## Written request
Take each line that has the word "ерекше" and return it.

### Input material

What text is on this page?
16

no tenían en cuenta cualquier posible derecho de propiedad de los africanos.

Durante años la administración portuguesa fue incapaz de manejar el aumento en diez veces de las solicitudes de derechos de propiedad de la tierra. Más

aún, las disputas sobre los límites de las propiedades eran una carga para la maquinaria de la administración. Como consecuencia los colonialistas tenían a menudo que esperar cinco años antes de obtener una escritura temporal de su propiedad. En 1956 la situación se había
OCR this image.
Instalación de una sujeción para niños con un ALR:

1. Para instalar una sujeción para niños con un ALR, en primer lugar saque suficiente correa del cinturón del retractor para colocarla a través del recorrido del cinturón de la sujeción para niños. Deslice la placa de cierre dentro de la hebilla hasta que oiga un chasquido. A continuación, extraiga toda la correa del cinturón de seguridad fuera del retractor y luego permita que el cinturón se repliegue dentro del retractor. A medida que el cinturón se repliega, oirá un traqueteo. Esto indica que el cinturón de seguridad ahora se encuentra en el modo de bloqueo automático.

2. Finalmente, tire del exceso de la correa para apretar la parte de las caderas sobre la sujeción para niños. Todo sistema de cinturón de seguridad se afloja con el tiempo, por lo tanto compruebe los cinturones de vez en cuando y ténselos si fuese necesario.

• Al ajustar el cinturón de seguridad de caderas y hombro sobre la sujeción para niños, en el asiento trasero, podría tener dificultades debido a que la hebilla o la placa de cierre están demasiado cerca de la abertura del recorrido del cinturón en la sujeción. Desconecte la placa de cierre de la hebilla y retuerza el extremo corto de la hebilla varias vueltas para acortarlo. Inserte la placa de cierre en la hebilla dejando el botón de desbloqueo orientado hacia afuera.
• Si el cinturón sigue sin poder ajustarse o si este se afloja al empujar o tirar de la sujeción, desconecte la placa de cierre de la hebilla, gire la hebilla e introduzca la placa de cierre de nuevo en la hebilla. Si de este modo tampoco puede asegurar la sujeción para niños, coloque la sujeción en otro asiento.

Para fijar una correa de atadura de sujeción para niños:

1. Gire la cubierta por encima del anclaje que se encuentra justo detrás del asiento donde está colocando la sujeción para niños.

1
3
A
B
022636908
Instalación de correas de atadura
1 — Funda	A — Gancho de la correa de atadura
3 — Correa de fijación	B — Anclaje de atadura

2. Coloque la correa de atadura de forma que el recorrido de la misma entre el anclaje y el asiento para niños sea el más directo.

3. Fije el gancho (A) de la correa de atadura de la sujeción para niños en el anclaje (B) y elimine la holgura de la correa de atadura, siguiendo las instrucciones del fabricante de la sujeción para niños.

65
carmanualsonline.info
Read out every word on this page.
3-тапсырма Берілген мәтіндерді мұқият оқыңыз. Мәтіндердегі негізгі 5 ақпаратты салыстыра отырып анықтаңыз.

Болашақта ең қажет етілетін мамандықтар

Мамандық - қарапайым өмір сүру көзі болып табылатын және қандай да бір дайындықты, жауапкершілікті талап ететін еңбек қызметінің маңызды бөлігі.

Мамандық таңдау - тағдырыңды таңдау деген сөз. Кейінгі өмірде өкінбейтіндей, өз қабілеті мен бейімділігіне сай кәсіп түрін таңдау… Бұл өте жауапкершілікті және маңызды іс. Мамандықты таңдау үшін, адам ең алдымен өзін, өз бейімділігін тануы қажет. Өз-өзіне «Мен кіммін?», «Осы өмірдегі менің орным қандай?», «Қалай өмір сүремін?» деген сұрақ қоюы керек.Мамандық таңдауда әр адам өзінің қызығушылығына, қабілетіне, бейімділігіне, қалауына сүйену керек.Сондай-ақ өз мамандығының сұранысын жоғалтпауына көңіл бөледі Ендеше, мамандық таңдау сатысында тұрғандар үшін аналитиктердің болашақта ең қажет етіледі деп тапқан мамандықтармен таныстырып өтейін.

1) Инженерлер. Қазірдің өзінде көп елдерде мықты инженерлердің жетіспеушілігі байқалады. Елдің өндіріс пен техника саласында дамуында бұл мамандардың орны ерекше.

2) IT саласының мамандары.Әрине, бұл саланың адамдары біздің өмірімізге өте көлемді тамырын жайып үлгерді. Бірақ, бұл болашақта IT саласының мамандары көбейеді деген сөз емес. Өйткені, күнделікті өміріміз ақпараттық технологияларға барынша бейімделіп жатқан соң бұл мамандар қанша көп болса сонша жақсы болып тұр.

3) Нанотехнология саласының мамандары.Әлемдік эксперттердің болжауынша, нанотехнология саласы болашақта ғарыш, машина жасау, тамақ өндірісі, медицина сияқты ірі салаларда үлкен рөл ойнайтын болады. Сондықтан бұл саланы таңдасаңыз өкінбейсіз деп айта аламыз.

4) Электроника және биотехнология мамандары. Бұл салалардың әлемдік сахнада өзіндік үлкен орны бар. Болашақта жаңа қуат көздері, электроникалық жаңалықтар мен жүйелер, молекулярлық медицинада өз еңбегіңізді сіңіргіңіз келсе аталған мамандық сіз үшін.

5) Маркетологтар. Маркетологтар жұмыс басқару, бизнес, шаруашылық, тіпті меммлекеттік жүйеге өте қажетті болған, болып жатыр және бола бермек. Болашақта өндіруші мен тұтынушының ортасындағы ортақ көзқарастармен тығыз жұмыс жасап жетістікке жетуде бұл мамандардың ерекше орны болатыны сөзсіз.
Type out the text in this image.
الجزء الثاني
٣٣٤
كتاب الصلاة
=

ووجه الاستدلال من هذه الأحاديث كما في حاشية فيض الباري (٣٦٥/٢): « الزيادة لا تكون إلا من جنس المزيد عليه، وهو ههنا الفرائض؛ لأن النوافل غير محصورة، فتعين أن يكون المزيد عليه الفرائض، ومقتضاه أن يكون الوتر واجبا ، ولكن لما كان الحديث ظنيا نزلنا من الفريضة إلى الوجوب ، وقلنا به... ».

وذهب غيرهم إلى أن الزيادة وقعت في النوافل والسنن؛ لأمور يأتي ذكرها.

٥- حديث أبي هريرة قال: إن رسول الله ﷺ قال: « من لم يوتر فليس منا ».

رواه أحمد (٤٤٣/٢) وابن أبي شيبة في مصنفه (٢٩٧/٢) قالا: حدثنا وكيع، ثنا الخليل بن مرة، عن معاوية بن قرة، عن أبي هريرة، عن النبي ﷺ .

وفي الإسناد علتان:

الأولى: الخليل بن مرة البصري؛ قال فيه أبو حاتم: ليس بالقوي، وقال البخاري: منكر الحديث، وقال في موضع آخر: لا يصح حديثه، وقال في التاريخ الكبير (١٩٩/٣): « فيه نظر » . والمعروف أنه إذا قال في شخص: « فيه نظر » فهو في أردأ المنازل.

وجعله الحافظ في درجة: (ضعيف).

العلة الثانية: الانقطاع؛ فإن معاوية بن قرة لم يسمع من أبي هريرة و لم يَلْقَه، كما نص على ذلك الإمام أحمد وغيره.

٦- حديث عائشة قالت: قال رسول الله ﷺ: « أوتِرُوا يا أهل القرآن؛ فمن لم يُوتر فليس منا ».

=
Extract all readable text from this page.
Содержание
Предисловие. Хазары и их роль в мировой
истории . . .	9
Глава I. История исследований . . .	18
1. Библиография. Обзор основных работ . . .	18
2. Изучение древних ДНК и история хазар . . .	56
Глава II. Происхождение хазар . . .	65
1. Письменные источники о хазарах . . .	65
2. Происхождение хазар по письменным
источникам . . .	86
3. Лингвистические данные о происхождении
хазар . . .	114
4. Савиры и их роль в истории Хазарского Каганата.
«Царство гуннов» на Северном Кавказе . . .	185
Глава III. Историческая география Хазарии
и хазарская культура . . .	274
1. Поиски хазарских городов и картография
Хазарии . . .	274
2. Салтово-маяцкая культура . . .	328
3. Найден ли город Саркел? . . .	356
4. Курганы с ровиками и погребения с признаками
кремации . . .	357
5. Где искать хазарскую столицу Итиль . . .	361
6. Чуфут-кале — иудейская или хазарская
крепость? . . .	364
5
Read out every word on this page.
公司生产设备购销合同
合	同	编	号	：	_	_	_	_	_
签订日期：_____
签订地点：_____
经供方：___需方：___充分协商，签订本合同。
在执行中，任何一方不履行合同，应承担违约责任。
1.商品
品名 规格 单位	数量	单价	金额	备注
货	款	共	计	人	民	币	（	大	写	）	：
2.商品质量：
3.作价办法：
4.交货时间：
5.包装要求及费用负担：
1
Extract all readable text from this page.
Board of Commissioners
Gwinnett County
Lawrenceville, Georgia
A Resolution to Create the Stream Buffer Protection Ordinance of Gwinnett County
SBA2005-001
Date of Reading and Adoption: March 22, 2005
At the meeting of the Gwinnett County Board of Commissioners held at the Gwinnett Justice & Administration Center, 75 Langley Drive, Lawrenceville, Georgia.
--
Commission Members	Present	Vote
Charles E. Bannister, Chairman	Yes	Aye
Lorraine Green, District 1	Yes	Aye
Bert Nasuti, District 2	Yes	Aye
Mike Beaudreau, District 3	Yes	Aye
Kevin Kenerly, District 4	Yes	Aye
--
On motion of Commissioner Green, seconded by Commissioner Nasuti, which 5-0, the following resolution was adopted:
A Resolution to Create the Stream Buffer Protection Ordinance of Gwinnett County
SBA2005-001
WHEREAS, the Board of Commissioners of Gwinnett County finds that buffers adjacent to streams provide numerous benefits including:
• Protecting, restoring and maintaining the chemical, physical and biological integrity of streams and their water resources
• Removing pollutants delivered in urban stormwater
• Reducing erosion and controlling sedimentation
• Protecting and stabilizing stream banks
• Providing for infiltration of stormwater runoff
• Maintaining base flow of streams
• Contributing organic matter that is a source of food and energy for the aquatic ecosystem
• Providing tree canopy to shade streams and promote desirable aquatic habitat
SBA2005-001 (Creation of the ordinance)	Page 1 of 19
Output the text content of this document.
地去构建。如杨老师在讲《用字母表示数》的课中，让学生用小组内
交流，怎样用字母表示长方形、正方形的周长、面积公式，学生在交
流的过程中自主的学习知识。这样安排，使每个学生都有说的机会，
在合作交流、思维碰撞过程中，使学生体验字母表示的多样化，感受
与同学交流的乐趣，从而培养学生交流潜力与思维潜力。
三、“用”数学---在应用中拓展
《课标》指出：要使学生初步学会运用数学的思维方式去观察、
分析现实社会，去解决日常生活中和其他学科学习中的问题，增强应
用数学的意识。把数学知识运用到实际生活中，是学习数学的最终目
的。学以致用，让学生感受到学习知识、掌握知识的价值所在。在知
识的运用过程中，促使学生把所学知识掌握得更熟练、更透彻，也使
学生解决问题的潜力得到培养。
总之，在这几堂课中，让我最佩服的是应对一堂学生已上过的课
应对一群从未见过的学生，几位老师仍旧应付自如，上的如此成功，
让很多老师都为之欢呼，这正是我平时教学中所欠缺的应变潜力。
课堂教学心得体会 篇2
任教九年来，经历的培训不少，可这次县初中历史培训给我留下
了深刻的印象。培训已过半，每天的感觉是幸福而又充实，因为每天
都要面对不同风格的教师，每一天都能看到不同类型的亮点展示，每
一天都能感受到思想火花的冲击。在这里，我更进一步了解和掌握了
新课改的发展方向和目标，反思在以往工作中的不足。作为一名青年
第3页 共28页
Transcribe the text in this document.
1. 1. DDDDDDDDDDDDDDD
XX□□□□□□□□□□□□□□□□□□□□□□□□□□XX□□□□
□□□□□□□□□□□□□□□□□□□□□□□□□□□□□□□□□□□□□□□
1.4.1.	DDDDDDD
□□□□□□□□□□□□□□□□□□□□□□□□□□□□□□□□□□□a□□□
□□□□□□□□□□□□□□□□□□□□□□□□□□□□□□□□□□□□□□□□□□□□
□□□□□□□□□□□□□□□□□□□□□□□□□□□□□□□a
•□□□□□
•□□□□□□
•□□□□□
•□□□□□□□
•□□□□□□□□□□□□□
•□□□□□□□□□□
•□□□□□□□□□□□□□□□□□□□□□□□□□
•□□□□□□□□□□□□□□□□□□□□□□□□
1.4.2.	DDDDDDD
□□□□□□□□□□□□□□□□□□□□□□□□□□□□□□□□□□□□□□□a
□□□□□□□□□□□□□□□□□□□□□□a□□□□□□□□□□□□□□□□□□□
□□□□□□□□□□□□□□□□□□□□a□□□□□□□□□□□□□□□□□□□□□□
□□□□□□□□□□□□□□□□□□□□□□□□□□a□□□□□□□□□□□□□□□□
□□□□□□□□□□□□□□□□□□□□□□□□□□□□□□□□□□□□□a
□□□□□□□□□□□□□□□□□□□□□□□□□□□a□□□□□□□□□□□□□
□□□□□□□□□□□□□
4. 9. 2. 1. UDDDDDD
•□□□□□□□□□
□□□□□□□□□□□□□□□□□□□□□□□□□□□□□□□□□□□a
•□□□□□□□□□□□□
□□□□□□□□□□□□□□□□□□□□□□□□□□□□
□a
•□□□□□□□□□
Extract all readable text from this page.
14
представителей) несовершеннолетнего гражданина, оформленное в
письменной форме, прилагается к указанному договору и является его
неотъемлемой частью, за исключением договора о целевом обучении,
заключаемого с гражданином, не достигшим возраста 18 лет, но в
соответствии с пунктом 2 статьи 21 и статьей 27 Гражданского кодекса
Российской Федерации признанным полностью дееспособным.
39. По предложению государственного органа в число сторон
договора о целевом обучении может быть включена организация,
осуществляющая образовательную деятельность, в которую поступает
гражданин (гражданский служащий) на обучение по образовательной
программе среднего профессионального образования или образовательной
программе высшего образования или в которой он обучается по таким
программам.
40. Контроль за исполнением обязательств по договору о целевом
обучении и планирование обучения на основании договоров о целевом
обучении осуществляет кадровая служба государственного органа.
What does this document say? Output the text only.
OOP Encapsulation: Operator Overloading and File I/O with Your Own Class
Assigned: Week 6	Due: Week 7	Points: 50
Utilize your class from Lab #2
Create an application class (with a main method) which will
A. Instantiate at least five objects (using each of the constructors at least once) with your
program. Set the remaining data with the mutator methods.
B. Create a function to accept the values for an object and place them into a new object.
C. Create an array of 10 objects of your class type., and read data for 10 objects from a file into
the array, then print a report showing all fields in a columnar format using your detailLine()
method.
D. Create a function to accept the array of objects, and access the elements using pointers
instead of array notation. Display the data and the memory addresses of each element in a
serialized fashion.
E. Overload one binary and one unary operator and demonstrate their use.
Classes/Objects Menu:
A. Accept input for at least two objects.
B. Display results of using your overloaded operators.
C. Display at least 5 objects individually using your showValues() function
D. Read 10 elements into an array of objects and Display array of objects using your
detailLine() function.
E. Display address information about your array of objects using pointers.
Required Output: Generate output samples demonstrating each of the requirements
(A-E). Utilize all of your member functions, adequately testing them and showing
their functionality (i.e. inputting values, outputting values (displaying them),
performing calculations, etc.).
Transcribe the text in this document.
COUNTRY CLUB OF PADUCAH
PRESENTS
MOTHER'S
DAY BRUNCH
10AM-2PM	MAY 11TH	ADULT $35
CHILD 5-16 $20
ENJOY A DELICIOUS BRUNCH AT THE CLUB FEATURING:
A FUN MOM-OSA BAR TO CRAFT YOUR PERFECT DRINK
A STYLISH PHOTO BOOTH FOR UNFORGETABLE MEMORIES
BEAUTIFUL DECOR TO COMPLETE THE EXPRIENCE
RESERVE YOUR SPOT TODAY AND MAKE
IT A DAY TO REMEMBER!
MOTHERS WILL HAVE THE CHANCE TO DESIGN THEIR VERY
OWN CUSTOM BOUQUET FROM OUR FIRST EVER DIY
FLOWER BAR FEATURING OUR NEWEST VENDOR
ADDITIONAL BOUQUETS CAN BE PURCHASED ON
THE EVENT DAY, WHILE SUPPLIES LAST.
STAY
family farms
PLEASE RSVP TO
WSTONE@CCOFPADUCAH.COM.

######

## Expected answer
1) Инженерлер. Қазірдің өзінде көп елдерде мықты инженерлердің жетіспеушілігі байқалады. Елдің өндіріс пен техника саласында дамуында бұл мамандардың орны ерекше.
5) Маркетологтар. Маркетологтар жұмыс басқару, бизнес, шаруашылық, тіпті меммлекеттік жүйеге өте қажетті болған, болып жатыр және бола бермек. Болашақта өндіруші мен тұтынушының ортасындағы ортақ көзқарастармен тығыз жұмыс жасап жетістікке жетуде бұл мамандардың ерекше орны болатыны сөзсіз.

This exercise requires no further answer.